═════ Raw records

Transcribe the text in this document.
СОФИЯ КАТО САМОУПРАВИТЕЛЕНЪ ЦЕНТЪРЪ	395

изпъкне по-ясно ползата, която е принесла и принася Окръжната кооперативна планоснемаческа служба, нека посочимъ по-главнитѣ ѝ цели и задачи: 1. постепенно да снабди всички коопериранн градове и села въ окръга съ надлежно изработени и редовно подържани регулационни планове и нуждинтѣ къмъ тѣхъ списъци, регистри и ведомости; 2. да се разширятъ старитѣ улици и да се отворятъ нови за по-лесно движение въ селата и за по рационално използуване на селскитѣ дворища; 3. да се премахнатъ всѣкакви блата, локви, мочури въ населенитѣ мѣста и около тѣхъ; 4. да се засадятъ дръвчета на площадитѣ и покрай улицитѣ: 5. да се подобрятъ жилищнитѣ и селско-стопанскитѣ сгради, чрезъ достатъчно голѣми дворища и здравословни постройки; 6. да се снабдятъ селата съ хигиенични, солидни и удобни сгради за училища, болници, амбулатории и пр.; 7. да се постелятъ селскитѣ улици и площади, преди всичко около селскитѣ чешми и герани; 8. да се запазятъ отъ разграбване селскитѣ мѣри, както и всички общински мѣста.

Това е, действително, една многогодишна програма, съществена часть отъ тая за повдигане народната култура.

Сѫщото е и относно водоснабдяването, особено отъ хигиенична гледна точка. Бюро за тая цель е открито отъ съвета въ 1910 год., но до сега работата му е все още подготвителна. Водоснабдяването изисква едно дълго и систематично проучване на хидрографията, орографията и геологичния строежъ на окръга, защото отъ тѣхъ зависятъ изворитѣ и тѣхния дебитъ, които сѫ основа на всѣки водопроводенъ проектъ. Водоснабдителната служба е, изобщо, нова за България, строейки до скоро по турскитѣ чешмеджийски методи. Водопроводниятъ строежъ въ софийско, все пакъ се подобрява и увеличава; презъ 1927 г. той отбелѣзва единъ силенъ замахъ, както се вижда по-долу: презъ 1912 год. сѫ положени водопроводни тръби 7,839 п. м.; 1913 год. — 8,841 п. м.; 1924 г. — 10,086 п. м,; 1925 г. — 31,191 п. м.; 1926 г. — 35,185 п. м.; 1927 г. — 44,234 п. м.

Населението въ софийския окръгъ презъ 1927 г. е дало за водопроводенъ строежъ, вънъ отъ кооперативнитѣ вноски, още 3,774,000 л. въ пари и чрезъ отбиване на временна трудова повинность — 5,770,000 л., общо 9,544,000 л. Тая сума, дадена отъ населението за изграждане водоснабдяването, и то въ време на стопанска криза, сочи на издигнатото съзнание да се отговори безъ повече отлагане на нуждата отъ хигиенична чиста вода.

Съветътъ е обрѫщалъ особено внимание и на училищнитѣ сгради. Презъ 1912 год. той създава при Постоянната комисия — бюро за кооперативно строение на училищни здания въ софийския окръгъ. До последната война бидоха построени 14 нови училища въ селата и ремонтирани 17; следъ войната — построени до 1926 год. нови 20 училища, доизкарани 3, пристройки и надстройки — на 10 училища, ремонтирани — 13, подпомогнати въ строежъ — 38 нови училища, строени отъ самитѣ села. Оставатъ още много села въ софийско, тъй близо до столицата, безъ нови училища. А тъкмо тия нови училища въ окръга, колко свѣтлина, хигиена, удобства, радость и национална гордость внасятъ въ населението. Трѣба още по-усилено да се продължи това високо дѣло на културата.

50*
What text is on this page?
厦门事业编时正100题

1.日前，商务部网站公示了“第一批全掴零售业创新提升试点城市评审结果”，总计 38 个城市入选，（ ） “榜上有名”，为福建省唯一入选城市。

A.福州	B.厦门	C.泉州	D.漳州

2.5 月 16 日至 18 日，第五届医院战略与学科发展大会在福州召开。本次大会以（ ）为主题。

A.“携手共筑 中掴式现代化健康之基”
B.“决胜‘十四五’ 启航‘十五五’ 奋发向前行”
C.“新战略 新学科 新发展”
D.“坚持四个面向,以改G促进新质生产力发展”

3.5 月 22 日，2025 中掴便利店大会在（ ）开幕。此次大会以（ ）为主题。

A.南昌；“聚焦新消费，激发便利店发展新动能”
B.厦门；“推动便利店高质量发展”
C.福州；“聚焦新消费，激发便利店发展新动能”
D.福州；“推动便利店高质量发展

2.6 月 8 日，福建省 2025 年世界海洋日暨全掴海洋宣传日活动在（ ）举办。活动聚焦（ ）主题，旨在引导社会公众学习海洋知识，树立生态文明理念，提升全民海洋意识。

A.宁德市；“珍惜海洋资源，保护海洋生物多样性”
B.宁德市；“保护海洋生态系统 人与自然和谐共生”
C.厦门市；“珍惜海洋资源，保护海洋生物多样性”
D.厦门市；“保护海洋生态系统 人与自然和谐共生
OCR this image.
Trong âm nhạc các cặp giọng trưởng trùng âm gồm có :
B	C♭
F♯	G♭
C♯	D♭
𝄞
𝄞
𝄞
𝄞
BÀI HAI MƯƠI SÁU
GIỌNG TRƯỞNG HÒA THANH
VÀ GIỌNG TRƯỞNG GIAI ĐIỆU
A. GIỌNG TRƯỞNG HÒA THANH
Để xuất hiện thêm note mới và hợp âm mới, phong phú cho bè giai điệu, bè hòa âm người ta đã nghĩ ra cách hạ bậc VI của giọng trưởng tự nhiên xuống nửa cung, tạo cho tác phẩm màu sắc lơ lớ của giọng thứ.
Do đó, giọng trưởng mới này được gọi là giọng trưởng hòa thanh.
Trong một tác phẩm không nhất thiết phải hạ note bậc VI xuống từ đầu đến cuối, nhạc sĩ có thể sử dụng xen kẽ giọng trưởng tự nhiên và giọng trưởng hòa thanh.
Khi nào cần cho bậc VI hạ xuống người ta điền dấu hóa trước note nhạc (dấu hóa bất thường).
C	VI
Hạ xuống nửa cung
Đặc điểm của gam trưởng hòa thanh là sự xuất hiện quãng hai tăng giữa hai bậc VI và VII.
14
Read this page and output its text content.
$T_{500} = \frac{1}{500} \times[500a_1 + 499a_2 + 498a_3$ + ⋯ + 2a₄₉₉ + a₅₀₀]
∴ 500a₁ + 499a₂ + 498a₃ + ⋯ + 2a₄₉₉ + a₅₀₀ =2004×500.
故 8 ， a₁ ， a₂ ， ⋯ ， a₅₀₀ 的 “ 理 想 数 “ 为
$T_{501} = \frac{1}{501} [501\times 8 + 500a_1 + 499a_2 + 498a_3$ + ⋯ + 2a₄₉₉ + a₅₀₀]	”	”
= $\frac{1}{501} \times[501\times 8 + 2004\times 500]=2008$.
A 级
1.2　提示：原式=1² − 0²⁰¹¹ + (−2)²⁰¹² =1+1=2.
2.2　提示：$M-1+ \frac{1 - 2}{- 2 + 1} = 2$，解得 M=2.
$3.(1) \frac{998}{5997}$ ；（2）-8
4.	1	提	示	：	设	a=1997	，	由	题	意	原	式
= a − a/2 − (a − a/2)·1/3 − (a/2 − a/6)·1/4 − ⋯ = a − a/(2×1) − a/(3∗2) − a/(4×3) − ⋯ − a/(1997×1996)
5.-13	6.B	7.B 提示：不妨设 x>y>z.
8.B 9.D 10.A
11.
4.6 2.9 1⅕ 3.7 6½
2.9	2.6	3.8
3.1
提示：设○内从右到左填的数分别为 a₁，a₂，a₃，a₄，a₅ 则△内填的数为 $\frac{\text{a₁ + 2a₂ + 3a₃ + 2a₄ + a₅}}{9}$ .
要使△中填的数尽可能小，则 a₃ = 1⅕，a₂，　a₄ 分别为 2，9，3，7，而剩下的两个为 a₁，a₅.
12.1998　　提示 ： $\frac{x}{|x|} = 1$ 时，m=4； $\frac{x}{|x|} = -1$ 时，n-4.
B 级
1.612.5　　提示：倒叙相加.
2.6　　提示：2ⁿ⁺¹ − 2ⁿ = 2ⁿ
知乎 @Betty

══════════

▸ **Work required**: Return all lines containing the word "a₅₀₀".

▸ **Answer**:
$T_{500} = \frac{1}{500} \times[500a_1 + 499a_2 + 498a_3$ + ⋯ + 2a₄₉₉ + a₅₀₀]
∴ 500a₁ + 499a₂ + 498a₃ + ⋯ + 2a₄₉₉ + a₅₀₀ =2004×500.
故 8 ， a₁ ， a₂ ， ⋯ ， a₅₀₀ 的 “ 理 想 数 “ 为
$T_{501} = \frac{1}{501} [501\times 8 + 500a_1 + 499a_2 + 498a_3$ + ⋯ + 2a₄₉₉ + a₅₀₀]	”	”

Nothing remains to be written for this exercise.